# EXERCISE:
Copy every line of the following data that includes the string "difference".

Data extracted from a collection
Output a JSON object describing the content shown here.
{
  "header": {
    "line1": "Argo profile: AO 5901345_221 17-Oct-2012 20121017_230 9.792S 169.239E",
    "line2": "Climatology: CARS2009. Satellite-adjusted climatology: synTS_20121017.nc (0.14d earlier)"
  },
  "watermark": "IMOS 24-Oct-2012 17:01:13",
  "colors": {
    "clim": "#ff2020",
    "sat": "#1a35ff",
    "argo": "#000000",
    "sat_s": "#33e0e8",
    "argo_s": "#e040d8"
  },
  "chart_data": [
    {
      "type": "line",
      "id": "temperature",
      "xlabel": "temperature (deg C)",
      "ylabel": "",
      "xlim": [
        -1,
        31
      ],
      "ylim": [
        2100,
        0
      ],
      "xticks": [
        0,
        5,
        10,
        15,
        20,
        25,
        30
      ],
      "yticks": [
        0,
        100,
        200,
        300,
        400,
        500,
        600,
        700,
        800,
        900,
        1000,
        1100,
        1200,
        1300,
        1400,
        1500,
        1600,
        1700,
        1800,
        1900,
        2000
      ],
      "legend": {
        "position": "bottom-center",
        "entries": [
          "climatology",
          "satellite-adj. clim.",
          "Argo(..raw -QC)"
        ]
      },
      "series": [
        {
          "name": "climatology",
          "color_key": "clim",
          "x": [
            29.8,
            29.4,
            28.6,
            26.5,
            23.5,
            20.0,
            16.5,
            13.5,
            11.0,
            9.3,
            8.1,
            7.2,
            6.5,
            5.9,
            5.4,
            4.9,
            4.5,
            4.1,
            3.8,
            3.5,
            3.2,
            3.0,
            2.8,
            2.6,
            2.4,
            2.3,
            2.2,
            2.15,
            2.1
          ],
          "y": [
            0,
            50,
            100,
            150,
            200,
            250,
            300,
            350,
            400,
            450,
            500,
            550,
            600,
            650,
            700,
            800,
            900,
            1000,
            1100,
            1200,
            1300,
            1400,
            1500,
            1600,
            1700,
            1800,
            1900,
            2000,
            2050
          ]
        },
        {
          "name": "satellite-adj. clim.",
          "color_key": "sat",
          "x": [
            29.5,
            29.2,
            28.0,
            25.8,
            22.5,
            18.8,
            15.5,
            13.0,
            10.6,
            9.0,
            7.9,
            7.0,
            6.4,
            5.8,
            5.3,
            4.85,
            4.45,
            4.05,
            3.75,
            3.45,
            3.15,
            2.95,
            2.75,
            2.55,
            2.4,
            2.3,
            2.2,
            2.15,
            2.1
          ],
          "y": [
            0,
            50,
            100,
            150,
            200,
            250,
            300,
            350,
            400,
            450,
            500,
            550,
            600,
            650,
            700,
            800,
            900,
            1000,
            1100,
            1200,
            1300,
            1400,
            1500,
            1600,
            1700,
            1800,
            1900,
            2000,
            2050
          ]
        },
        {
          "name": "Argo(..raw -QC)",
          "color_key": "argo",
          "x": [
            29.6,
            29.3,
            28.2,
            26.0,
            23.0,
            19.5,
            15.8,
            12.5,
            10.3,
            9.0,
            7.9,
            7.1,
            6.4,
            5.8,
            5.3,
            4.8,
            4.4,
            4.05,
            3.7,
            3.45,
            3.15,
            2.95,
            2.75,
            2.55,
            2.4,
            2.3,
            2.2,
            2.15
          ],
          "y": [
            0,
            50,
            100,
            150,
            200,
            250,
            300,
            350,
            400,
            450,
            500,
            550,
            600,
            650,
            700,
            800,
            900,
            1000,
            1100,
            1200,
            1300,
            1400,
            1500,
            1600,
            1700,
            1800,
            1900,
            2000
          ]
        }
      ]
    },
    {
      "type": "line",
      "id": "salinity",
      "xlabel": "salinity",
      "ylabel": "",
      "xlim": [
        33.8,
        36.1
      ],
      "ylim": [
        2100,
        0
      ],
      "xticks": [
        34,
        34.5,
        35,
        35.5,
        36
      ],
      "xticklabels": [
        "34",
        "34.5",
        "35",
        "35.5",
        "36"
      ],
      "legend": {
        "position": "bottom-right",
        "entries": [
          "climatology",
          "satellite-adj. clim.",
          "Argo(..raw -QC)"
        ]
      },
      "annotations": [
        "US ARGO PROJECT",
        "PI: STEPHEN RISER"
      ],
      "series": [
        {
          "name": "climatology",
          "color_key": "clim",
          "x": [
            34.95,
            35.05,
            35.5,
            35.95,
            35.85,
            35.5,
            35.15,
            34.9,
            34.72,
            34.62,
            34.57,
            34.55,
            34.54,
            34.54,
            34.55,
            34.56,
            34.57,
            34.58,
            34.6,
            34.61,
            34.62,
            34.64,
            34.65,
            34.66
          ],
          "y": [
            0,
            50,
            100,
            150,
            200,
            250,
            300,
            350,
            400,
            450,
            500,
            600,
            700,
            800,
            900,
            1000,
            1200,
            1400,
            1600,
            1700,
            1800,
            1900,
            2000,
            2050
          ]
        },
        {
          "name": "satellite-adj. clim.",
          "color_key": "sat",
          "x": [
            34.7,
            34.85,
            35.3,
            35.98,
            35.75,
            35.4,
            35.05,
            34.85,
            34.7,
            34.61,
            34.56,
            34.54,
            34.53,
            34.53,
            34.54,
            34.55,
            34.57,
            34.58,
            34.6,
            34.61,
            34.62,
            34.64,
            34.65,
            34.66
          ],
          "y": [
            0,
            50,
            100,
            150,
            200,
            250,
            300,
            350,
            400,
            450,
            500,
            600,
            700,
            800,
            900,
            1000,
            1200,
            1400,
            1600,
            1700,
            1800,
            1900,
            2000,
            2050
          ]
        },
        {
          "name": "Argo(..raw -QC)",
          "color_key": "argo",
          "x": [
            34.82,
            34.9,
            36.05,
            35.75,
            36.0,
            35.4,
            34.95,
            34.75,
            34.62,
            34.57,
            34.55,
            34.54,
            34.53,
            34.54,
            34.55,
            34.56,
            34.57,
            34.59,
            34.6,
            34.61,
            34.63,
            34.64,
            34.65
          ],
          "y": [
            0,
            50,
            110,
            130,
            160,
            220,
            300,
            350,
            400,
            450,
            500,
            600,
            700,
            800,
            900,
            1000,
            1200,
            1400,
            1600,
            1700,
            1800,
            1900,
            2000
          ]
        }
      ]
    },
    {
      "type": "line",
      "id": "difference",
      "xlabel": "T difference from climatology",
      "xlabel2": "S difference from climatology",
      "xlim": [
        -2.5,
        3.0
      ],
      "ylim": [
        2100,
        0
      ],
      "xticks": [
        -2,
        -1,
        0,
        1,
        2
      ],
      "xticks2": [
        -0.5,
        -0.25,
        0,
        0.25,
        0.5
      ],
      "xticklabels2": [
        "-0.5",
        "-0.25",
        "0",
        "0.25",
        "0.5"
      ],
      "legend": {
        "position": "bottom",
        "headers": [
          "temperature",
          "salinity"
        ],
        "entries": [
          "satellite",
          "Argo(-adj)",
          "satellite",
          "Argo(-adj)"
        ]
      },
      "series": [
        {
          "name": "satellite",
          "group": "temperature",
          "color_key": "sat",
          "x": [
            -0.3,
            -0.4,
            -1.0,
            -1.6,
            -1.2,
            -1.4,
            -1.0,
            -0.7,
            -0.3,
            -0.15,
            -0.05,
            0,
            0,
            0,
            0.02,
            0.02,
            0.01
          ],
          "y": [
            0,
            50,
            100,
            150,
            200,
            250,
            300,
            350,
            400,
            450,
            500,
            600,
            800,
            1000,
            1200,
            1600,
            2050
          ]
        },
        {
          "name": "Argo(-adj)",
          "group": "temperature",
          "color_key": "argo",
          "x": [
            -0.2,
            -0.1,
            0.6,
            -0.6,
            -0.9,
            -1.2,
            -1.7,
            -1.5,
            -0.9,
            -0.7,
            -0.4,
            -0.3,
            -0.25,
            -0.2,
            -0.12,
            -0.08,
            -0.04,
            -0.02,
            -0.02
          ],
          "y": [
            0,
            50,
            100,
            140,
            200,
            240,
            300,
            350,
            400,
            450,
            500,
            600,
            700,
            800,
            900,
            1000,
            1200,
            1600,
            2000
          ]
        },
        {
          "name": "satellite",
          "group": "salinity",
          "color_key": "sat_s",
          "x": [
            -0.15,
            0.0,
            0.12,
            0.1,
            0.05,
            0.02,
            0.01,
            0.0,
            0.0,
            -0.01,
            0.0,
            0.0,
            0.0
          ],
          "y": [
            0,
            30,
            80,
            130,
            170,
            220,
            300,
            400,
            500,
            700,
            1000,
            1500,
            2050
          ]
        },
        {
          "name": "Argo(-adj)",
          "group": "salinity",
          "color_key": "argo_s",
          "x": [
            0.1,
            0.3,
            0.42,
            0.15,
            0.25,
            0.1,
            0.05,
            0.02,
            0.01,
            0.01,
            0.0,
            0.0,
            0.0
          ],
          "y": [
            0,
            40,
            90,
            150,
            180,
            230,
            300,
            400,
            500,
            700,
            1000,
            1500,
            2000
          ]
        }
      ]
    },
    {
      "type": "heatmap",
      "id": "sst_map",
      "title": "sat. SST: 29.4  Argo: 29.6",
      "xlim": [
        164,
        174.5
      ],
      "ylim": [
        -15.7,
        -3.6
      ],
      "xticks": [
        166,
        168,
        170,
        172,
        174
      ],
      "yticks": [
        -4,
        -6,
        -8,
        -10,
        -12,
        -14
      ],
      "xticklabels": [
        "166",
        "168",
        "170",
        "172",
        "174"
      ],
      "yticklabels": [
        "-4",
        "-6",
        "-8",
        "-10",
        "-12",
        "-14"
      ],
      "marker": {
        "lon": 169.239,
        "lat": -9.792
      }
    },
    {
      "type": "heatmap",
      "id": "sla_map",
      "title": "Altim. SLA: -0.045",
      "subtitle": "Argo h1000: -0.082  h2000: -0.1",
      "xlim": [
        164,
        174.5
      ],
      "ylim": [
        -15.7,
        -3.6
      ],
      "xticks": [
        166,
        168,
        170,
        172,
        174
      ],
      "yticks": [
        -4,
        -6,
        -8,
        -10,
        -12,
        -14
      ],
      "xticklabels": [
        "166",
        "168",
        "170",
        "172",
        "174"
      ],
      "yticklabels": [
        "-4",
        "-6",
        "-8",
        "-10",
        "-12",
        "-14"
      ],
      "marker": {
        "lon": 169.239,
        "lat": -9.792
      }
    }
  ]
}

# ANSWER IN FULL:
      "id": "difference",
      "xlabel": "T difference from climatology",
      "xlabel2": "S difference from climatology",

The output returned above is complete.